Repeat all of the records verbatim.
---------- ENTRIES SUPPLIED
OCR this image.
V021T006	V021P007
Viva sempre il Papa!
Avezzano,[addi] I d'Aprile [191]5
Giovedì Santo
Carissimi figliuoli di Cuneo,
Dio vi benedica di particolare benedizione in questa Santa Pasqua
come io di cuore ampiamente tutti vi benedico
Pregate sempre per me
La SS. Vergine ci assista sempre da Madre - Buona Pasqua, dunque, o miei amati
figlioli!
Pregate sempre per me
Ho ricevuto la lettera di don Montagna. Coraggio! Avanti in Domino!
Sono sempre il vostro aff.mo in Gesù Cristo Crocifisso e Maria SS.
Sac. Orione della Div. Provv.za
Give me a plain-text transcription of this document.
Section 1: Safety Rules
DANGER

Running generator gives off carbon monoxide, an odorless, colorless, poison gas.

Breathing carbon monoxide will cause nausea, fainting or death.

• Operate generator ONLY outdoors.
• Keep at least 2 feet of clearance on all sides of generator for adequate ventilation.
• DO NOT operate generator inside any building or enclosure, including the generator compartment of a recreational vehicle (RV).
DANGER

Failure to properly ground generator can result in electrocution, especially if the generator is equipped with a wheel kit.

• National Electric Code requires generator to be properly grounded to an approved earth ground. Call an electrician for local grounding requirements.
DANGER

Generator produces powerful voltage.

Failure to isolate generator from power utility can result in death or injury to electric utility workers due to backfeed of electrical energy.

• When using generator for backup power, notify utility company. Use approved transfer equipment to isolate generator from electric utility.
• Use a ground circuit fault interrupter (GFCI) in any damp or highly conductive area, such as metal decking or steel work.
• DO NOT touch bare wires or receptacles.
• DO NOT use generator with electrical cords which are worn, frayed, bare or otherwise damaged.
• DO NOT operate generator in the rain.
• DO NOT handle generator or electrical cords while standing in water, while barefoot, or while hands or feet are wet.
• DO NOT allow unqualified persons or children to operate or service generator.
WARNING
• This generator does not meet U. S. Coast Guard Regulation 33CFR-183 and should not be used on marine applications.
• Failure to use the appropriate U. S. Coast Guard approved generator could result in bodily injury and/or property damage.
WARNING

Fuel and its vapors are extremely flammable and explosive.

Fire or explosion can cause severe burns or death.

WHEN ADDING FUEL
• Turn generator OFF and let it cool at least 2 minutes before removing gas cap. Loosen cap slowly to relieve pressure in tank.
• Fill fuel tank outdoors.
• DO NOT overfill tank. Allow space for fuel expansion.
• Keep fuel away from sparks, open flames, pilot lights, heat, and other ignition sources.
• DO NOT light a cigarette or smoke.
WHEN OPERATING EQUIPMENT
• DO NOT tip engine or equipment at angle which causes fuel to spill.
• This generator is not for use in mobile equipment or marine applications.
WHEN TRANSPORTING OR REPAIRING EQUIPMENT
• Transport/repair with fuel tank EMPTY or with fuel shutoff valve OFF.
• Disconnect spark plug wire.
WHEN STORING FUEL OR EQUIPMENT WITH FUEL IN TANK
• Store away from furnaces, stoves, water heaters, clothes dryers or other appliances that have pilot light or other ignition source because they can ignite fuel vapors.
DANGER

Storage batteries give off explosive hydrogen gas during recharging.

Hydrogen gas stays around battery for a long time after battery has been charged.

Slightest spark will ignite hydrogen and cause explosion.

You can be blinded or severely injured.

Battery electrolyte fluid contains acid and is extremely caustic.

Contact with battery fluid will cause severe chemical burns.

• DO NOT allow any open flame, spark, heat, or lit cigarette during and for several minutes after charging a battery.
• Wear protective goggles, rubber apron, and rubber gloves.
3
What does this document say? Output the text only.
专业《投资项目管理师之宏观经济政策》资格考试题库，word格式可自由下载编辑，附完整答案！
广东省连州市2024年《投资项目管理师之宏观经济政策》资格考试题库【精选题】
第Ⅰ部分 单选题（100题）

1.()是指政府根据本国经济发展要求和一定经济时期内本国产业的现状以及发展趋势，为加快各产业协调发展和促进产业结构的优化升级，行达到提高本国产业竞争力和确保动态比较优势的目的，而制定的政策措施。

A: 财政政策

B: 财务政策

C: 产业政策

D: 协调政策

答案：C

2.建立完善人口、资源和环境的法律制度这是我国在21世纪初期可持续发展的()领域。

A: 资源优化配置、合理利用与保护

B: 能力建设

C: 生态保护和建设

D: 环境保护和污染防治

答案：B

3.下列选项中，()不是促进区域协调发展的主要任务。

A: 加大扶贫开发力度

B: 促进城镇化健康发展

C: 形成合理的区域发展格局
--------------------
__RESPONSE__:
OCR this image.
V021T006	V021P007
Viva sempre il Papa!
Avezzano,[addi] I d'Aprile [191]5
Giovedì Santo
Carissimi figliuoli di Cuneo,
Dio vi benedica di particolare benedizione in questa Santa Pasqua
come io di cuore ampiamente tutti vi benedico
Pregate sempre per me
La SS. Vergine ci assista sempre da Madre - Buona Pasqua, dunque, o miei amati
figlioli!
Pregate sempre per me
Ho ricevuto la lettera di don Montagna. Coraggio! Avanti in Domino!
Sono sempre il vostro aff.mo in Gesù Cristo Crocifisso e Maria SS.
Sac. Orione della Div. Provv.za
Give me a plain-text transcription of this document.
Section 1: Safety Rules
DANGER

Running generator gives off carbon monoxide, an odorless, colorless, poison gas.

Breathing carbon monoxide will cause nausea, fainting or death.

• Operate generator ONLY outdoors.
• Keep at least 2 feet of clearance on all sides of generator for adequate ventilation.
• DO NOT operate generator inside any building or enclosure, including the generator compartment of a recreational vehicle (RV).
DANGER

Failure to properly ground generator can result in electrocution, especially if the generator is equipped with a wheel kit.

• National Electric Code requires generator to be properly grounded to an approved earth ground. Call an electrician for local grounding requirements.
DANGER

Generator produces powerful voltage.

Failure to isolate generator from power utility can result in death or injury to electric utility workers due to backfeed of electrical energy.

• When using generator for backup power, notify utility company. Use approved transfer equipment to isolate generator from electric utility.
• Use a ground circuit fault interrupter (GFCI) in any damp or highly conductive area, such as metal decking or steel work.
• DO NOT touch bare wires or receptacles.
• DO NOT use generator with electrical cords which are worn, frayed, bare or otherwise damaged.
• DO NOT operate generator in the rain.
• DO NOT handle generator or electrical cords while standing in water, while barefoot, or while hands or feet are wet.
• DO NOT allow unqualified persons or children to operate or service generator.
WARNING
• This generator does not meet U. S. Coast Guard Regulation 33CFR-183 and should not be used on marine applications.
• Failure to use the appropriate U. S. Coast Guard approved generator could result in bodily injury and/or property damage.
WARNING

Fuel and its vapors are extremely flammable and explosive.

Fire or explosion can cause severe burns or death.

WHEN ADDING FUEL
• Turn generator OFF and let it cool at least 2 minutes before removing gas cap. Loosen cap slowly to relieve pressure in tank.
• Fill fuel tank outdoors.
• DO NOT overfill tank. Allow space for fuel expansion.
• Keep fuel away from sparks, open flames, pilot lights, heat, and other ignition sources.
• DO NOT light a cigarette or smoke.
WHEN OPERATING EQUIPMENT
• DO NOT tip engine or equipment at angle which causes fuel to spill.
• This generator is not for use in mobile equipment or marine applications.
WHEN TRANSPORTING OR REPAIRING EQUIPMENT
• Transport/repair with fuel tank EMPTY or with fuel shutoff valve OFF.
• Disconnect spark plug wire.
WHEN STORING FUEL OR EQUIPMENT WITH FUEL IN TANK
• Store away from furnaces, stoves, water heaters, clothes dryers or other appliances that have pilot light or other ignition source because they can ignite fuel vapors.
DANGER

Storage batteries give off explosive hydrogen gas during recharging.

Hydrogen gas stays around battery for a long time after battery has been charged.

Slightest spark will ignite hydrogen and cause explosion.

You can be blinded or severely injured.

Battery electrolyte fluid contains acid and is extremely caustic.

Contact with battery fluid will cause severe chemical burns.

• DO NOT allow any open flame, spark, heat, or lit cigarette during and for several minutes after charging a battery.
• Wear protective goggles, rubber apron, and rubber gloves.
3
What does this document say? Output the text only.
专业《投资项目管理师之宏观经济政策》资格考试题库，word格式可自由下载编辑，附完整答案！
广东省连州市2024年《投资项目管理师之宏观经济政策》资格考试题库【精选题】
第Ⅰ部分 单选题（100题）

1.()是指政府根据本国经济发展要求和一定经济时期内本国产业的现状以及发展趋势，为加快各产业协调发展和促进产业结构的优化升级，行达到提高本国产业竞争力和确保动态比较优势的目的，而制定的政策措施。

A: 财政政策

B: 财务政策

C: 产业政策

D: 协调政策

答案：C

2.建立完善人口、资源和环境的法律制度这是我国在21世纪初期可持续发展的()领域。

A: 资源优化配置、合理利用与保护

B: 能力建设

C: 生态保护和建设

D: 环境保护和污染防治

答案：B

3.下列选项中，()不是促进区域协调发展的主要任务。

A: 加大扶贫开发力度

B: 促进城镇化健康发展

C: 形成合理的区域发展格局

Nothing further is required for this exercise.